Work to be completed — Word for word, copy all the data and drop the pictures.
┄┄┄┄┄┄┄┄┄┄┄┄┄┄┄┄┄┄┄┄
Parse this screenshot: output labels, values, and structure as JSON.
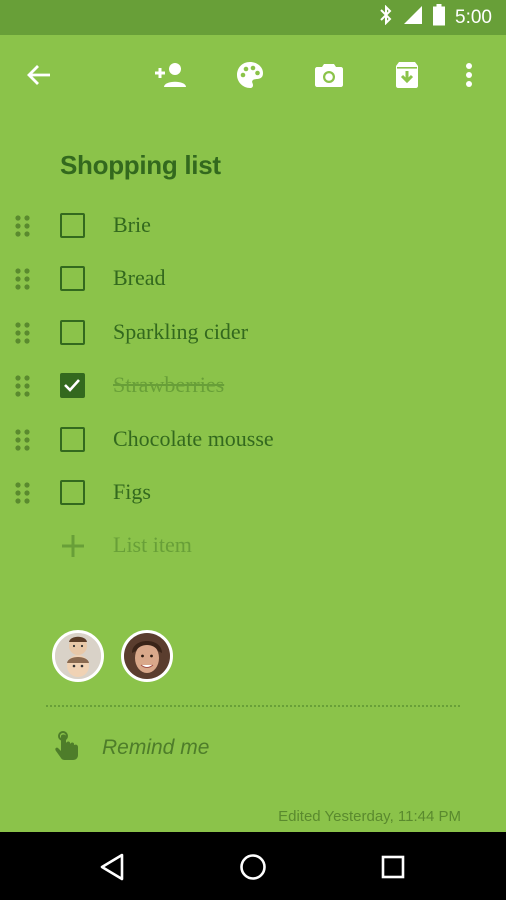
{
  "status": {
    "time": "5:00",
    "icons": [
      "bluetooth-icon",
      "signal-icon",
      "battery-icon"
    ]
  },
  "toolbar": {
    "actions": [
      "back-arrow-icon",
      "add-collaborator-icon",
      "palette-icon",
      "camera-icon",
      "archive-icon",
      "more-vert-icon"
    ]
  },
  "note": {
    "title": "Shopping list",
    "items": [
      {
        "label": "Brie",
        "checked": false
      },
      {
        "label": "Bread",
        "checked": false
      },
      {
        "label": "Sparkling cider",
        "checked": false
      },
      {
        "label": "Strawberries",
        "checked": true
      },
      {
        "label": "Chocolate mousse",
        "checked": false
      },
      {
        "label": "Figs",
        "checked": false
      }
    ],
    "add_placeholder": "List item",
    "remind_label": "Remind me",
    "edited": "Edited Yesterday, 11:44 PM"
  },
  "colors": {
    "background": "#8bc34a",
    "statusbar": "#689f38",
    "text": "#33691e"
  }
}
┄┄┄┄┄┄┄┄┄┄┄┄┄┄┄┄┄┄┄┄
Worked solution —
Parse this screenshot: output labels, values, and structure as JSON.
{
  "status": {
    "time": "5:00",
    "icons": [
      "bluetooth-icon",
      "signal-icon",
      "battery-icon"
    ]
  },
  "toolbar": {
    "actions": [
      "back-arrow-icon",
      "add-collaborator-icon",
      "palette-icon",
      "camera-icon",
      "archive-icon",
      "more-vert-icon"
    ]
  },
  "note": {
    "title": "Shopping list",
    "items": [
      {
        "label": "Brie",
        "checked": false
      },
      {
        "label": "Bread",
        "checked": false
      },
      {
        "label": "Sparkling cider",
        "checked": false
      },
      {
        "label": "Strawberries",
        "checked": true
      },
      {
        "label": "Chocolate mousse",
        "checked": false
      },
      {
        "label": "Figs",
        "checked": false
      }
    ],
    "add_placeholder": "List item",
    "remind_label": "Remind me",
    "edited": "Edited Yesterday, 11:44 PM"
  },
  "colors": {
    "background": "#8bc34a",
    "statusbar": "#689f38",
    "text": "#33691e"
  }
}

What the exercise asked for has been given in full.